** Begin Extract **

- Born: 22 January 1930 Penistone, West Riding of Yorkshire
- Died: 31 August 2016 (aged 86) Grasse, Alpes-Maritimes, France
- Education: Slade School of Fine Art;
- Known for: Painting and illustrations
- Spouse(s): Aurélie Ithurbide (m. 1955–2015, her death); 4 children

= Brian Wildsmith =

British illustrator (1930–2016)

Brian Lawrence Wildsmith (22 January 1930 – 31 August 2016) was a British painter and children's book illustrator. He won the 1962 Kate Greenaway Medal for British children's book illustration, for the wordless alphabet book ABC. In all his books, the illustrations are always as important as the text.

For his contribution as a children's illustrator, Wildsmith was a runner-up for the Hans Christian Andersen Medal in 1966 and 1968.

** End Extract **

# Goal:
Answer these questions from the Brian Wildsmith profile:
1. In what town was he born?
2. Which book won him the 1962 Kate Greenaway Medal?
3. In which years was he runner-up for the Hans Christian Andersen Medal?

** Begin Provided records **

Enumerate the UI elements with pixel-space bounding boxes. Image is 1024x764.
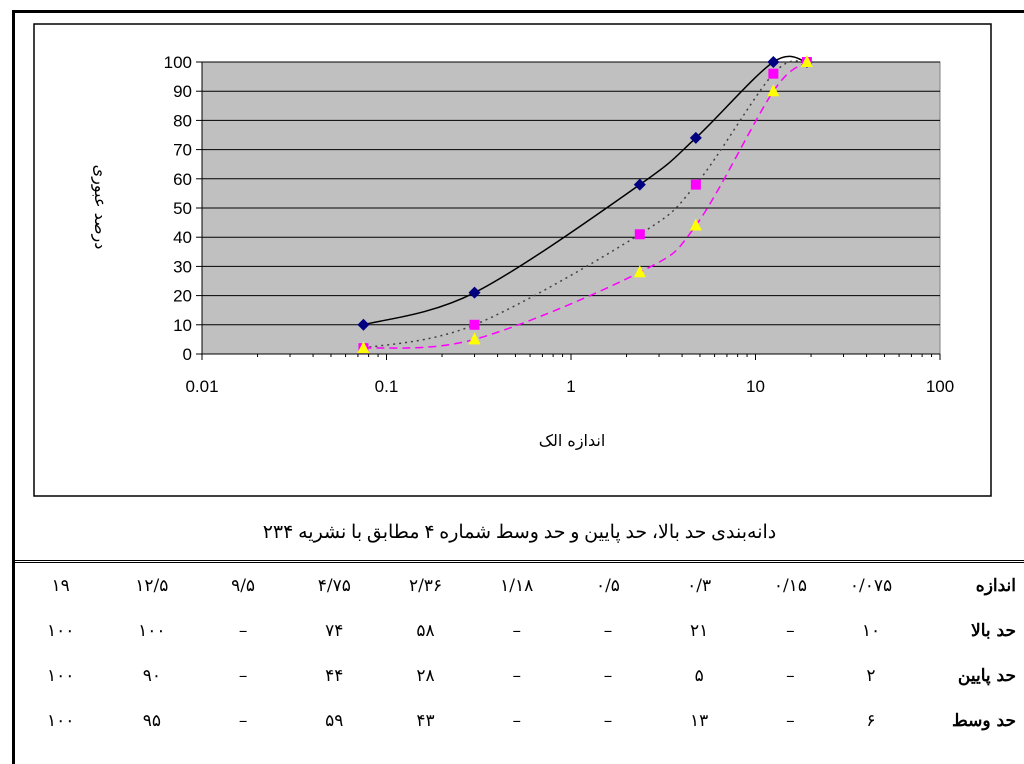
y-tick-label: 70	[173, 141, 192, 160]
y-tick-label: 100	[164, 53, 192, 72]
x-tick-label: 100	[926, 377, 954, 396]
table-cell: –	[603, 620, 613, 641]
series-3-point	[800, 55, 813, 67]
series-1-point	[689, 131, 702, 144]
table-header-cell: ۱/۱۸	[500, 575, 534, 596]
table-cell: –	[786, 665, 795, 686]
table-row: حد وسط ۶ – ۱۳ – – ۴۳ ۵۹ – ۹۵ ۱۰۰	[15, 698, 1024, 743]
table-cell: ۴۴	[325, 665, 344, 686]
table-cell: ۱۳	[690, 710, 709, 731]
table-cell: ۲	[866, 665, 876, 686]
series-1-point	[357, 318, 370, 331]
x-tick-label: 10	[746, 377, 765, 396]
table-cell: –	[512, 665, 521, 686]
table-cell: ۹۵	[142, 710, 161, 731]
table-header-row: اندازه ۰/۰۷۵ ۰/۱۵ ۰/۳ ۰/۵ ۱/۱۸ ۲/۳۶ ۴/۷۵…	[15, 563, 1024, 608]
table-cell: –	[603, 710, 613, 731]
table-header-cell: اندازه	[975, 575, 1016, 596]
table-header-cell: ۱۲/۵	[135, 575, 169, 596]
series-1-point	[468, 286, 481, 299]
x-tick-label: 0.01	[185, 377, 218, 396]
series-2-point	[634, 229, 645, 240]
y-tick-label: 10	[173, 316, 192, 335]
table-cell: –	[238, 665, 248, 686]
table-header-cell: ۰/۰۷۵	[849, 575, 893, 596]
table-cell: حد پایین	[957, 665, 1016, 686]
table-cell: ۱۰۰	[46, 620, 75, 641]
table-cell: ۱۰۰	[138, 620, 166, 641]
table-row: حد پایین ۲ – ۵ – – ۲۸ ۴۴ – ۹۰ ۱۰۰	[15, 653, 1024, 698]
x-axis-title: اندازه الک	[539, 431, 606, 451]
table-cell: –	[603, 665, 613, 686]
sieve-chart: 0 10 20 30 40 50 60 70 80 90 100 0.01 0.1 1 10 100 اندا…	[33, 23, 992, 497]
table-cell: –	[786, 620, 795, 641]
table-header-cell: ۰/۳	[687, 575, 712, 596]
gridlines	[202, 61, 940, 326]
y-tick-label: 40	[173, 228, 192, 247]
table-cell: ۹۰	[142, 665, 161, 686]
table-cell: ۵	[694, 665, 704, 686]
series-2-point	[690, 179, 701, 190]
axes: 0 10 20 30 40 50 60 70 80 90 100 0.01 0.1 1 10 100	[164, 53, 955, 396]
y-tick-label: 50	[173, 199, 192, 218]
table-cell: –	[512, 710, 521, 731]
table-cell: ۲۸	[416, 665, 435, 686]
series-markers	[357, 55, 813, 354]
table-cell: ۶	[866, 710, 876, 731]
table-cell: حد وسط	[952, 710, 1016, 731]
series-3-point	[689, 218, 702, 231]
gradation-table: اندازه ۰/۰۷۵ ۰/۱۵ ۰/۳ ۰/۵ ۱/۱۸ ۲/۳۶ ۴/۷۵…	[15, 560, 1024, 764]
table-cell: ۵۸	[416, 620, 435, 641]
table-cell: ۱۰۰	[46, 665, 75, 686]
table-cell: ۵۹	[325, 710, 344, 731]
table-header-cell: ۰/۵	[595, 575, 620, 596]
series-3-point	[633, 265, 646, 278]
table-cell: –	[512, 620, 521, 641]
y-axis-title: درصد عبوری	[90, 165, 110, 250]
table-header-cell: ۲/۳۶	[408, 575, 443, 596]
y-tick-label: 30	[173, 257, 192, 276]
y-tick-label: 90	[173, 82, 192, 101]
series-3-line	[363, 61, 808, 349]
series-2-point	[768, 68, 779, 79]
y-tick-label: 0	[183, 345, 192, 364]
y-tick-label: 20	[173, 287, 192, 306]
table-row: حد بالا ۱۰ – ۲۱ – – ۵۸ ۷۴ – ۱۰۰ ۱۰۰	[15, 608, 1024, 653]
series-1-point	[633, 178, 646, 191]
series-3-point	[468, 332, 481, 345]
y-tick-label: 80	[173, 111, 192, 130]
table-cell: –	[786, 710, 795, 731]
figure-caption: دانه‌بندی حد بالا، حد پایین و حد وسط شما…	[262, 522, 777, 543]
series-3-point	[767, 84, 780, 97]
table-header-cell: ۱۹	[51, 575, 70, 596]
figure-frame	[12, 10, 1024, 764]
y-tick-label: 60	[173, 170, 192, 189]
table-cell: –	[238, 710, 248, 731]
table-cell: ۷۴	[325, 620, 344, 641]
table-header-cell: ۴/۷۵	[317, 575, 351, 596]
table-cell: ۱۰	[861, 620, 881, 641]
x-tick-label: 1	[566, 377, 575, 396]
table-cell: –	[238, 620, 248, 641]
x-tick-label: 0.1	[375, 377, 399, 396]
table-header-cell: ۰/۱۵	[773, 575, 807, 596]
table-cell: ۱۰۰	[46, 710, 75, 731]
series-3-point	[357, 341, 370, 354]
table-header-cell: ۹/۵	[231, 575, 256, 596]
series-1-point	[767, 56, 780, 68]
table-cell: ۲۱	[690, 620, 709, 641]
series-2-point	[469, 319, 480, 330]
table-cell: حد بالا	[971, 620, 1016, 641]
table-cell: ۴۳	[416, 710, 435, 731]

** End Provided records **
** Begin Provided records **

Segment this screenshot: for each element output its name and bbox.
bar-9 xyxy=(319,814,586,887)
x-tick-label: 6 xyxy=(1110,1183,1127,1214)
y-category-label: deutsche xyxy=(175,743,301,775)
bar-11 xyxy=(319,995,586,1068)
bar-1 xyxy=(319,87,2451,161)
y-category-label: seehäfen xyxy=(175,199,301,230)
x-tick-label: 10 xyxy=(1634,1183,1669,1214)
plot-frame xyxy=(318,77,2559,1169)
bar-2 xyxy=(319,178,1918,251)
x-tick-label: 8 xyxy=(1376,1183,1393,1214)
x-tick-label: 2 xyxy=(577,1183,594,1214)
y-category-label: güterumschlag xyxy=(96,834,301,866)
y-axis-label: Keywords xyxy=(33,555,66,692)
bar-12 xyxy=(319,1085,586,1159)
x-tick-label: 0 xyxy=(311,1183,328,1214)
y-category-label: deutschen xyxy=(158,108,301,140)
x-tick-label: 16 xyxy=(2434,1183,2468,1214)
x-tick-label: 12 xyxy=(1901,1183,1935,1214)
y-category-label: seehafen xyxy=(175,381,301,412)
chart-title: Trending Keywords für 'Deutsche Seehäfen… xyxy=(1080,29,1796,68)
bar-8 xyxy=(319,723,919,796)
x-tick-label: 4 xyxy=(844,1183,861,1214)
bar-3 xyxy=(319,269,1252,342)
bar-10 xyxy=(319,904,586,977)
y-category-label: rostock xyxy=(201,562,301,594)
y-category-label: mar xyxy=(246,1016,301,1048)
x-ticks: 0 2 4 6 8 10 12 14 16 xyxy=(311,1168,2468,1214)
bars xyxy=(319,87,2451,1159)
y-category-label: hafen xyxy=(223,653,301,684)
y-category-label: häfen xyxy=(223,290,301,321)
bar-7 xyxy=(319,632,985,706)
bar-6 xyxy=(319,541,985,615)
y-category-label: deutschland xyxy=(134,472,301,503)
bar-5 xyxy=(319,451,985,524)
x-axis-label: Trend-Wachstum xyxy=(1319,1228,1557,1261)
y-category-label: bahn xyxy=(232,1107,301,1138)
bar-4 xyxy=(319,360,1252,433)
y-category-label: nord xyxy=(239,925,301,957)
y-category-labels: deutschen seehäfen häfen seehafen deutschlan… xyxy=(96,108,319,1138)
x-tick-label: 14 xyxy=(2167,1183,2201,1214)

** End Provided records **
** Begin Provided records **

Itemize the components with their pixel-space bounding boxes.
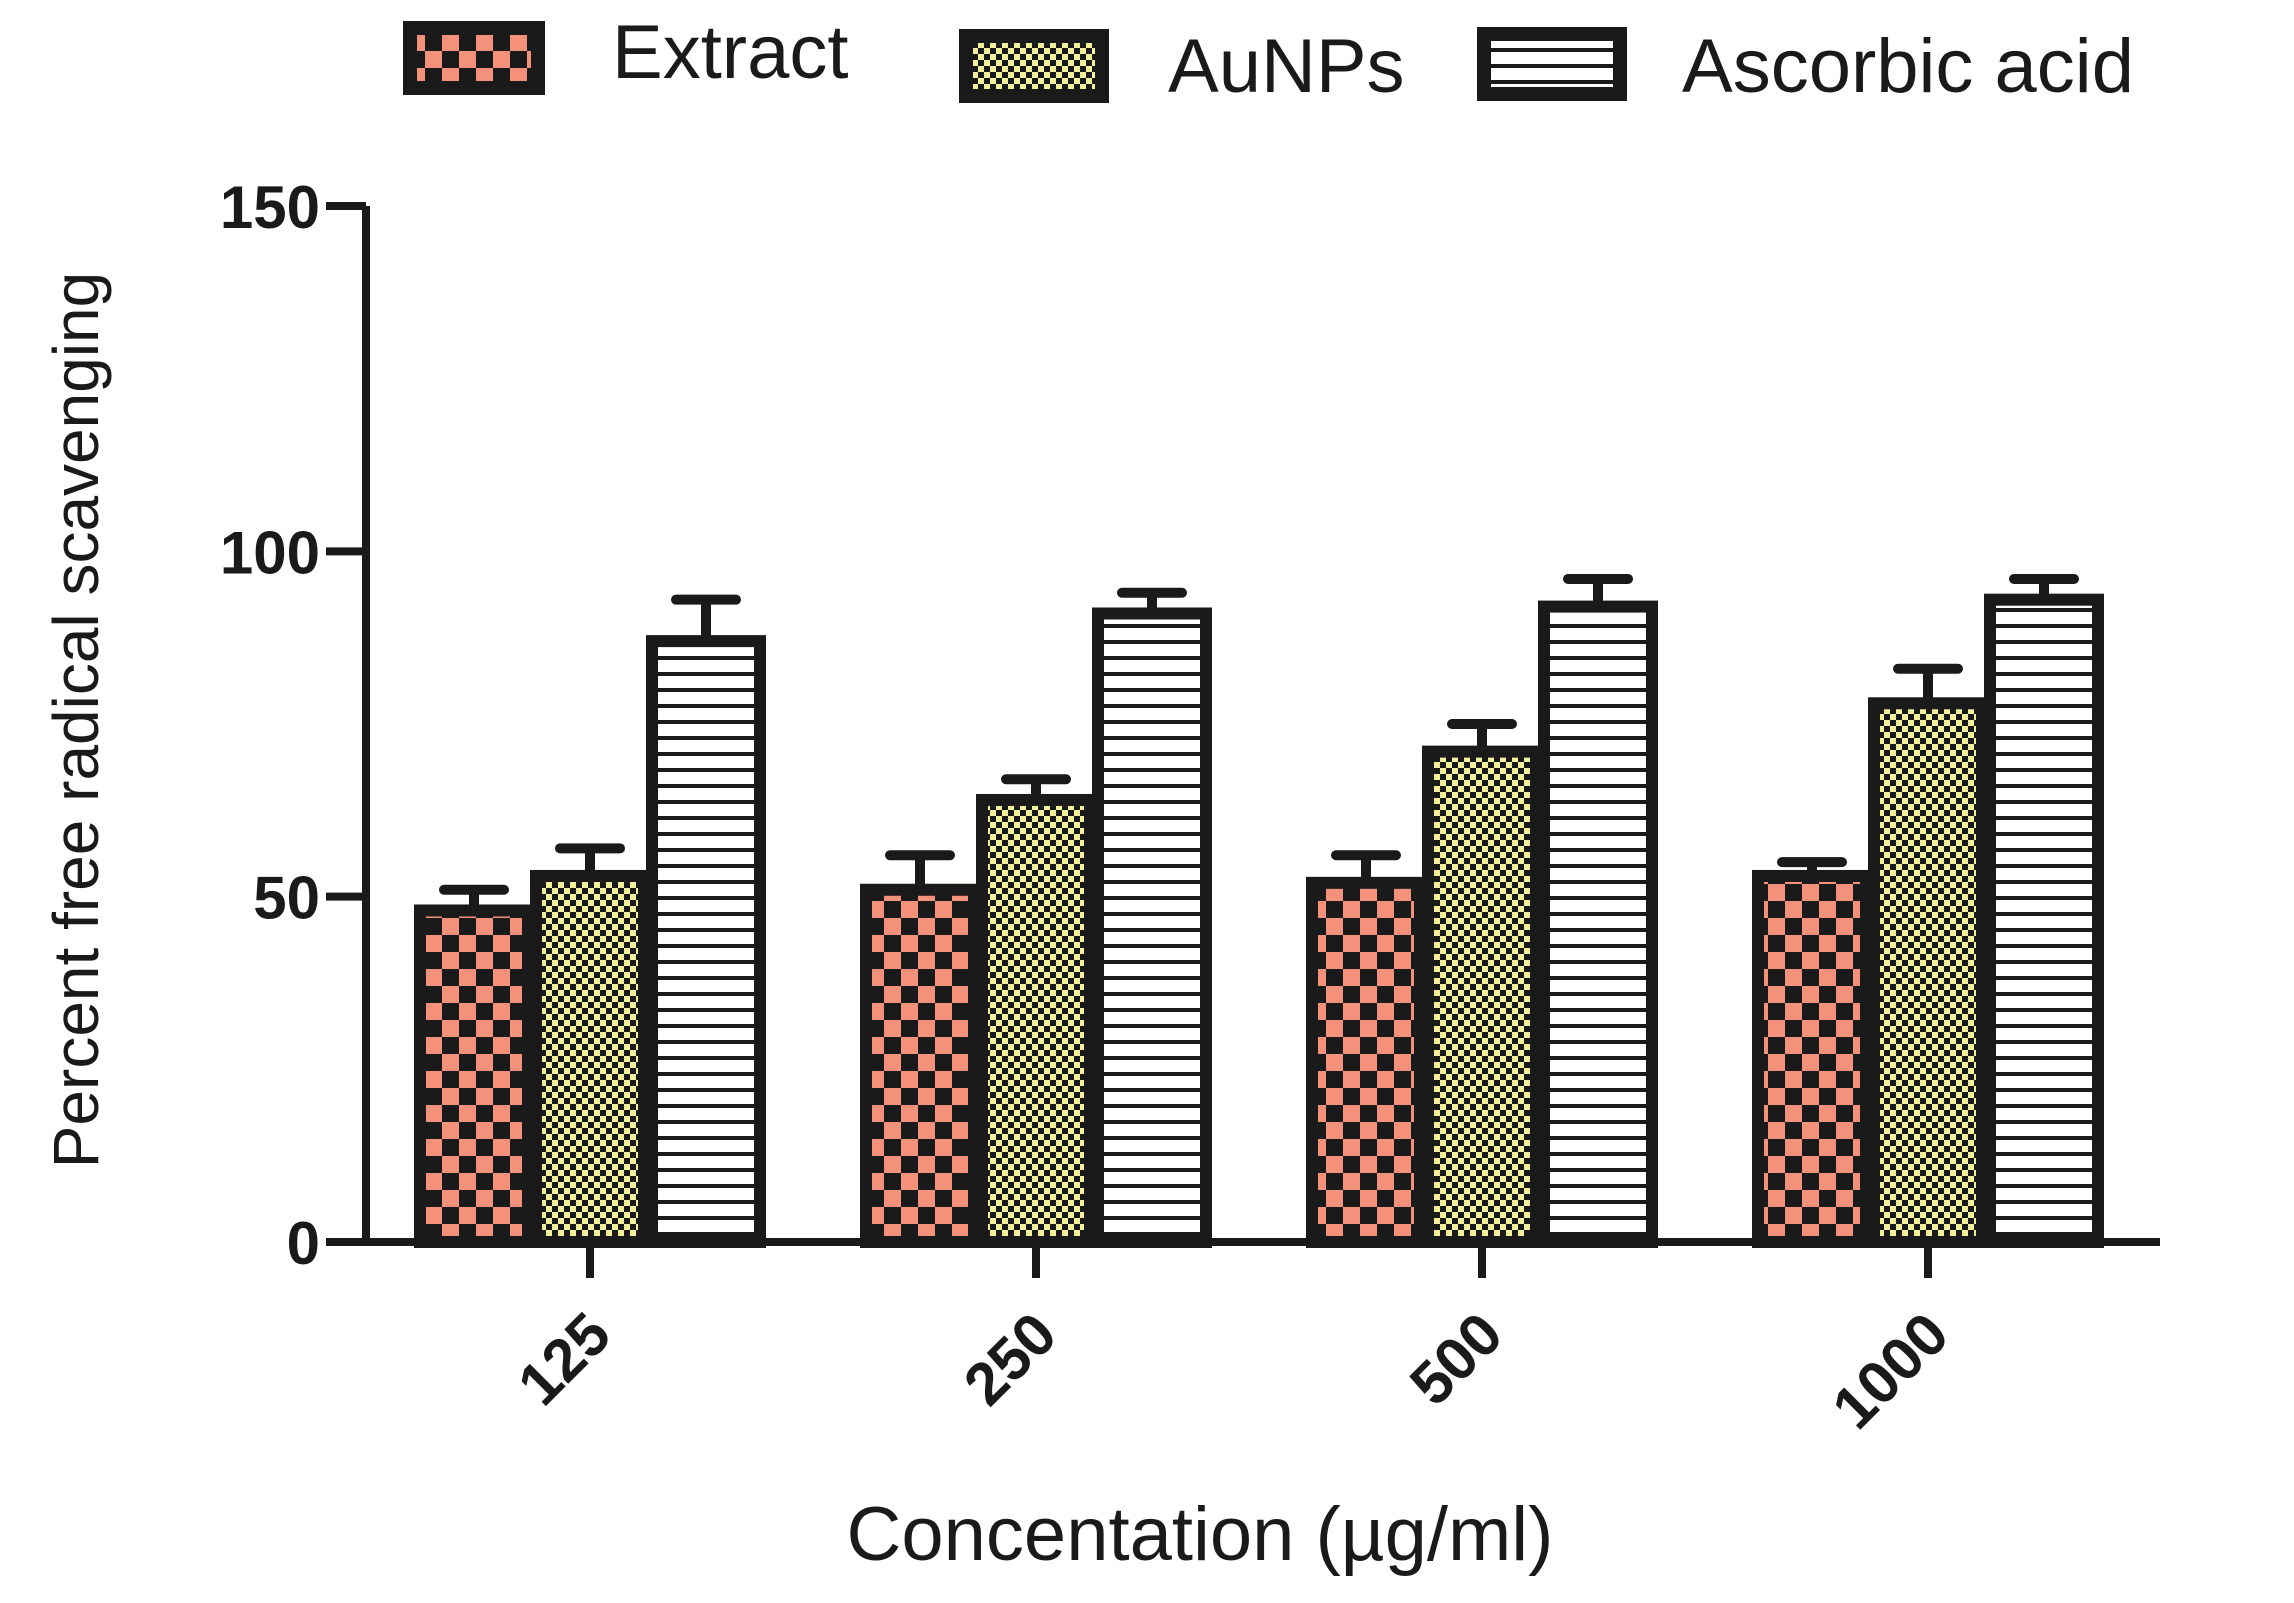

** End Provided records **

# Output below:
1. Penistone, West Riding of Yorkshire
2. ABC, a wordless alphabet book
3. 1966 and 1968